What you have to do =>
Output every entry exactly, from the first line to the last.
##########
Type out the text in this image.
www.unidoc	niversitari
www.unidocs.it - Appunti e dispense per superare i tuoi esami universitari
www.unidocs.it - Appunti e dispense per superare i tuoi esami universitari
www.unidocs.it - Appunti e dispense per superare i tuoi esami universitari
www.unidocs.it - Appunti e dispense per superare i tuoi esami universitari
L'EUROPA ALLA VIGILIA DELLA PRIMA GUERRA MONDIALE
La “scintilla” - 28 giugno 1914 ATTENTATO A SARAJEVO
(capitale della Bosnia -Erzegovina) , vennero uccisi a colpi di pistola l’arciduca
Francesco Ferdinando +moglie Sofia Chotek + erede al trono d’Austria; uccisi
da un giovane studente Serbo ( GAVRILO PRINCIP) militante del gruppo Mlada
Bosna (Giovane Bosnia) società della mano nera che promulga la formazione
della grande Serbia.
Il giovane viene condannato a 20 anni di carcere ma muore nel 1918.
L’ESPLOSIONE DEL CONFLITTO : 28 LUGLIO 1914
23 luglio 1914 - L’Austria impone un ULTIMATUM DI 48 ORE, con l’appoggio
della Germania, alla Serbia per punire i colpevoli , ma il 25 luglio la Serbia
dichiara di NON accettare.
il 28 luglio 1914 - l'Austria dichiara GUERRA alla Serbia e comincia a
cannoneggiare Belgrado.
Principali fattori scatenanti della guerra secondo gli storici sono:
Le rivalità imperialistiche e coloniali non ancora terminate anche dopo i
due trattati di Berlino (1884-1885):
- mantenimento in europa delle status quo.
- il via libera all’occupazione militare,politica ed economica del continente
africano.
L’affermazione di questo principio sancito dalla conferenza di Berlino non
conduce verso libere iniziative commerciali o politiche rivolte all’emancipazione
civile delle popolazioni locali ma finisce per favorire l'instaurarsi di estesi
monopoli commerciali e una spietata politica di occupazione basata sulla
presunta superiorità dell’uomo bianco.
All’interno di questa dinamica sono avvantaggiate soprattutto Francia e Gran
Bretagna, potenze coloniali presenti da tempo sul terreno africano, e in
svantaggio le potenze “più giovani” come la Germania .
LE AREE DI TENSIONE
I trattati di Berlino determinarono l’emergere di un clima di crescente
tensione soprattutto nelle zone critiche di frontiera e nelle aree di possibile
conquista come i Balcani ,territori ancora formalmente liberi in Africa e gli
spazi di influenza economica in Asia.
##########
Written response =>
Type out the text in this image.
www.unidoc	niversitari
www.unidocs.it - Appunti e dispense per superare i tuoi esami universitari
www.unidocs.it - Appunti e dispense per superare i tuoi esami universitari
www.unidocs.it - Appunti e dispense per superare i tuoi esami universitari
www.unidocs.it - Appunti e dispense per superare i tuoi esami universitari
L'EUROPA ALLA VIGILIA DELLA PRIMA GUERRA MONDIALE
La “scintilla” - 28 giugno 1914 ATTENTATO A SARAJEVO
(capitale della Bosnia -Erzegovina) , vennero uccisi a colpi di pistola l’arciduca
Francesco Ferdinando +moglie Sofia Chotek + erede al trono d’Austria; uccisi
da un giovane studente Serbo ( GAVRILO PRINCIP) militante del gruppo Mlada
Bosna (Giovane Bosnia) società della mano nera che promulga la formazione
della grande Serbia.
Il giovane viene condannato a 20 anni di carcere ma muore nel 1918.
L’ESPLOSIONE DEL CONFLITTO : 28 LUGLIO 1914
23 luglio 1914 - L’Austria impone un ULTIMATUM DI 48 ORE, con l’appoggio
della Germania, alla Serbia per punire i colpevoli , ma il 25 luglio la Serbia
dichiara di NON accettare.
il 28 luglio 1914 - l'Austria dichiara GUERRA alla Serbia e comincia a
cannoneggiare Belgrado.
Principali fattori scatenanti della guerra secondo gli storici sono:
Le rivalità imperialistiche e coloniali non ancora terminate anche dopo i
due trattati di Berlino (1884-1885):
- mantenimento in europa delle status quo.
- il via libera all’occupazione militare,politica ed economica del continente
africano.
L’affermazione di questo principio sancito dalla conferenza di Berlino non
conduce verso libere iniziative commerciali o politiche rivolte all’emancipazione
civile delle popolazioni locali ma finisce per favorire l'instaurarsi di estesi
monopoli commerciali e una spietata politica di occupazione basata sulla
presunta superiorità dell’uomo bianco.
All’interno di questa dinamica sono avvantaggiate soprattutto Francia e Gran
Bretagna, potenze coloniali presenti da tempo sul terreno africano, e in
svantaggio le potenze “più giovani” come la Germania .
LE AREE DI TENSIONE
I trattati di Berlino determinarono l’emergere di un clima di crescente
tensione soprattutto nelle zone critiche di frontiera e nelle aree di possibile
conquista come i Balcani ,territori ancora formalmente liberi in Africa e gli
spazi di influenza economica in Asia.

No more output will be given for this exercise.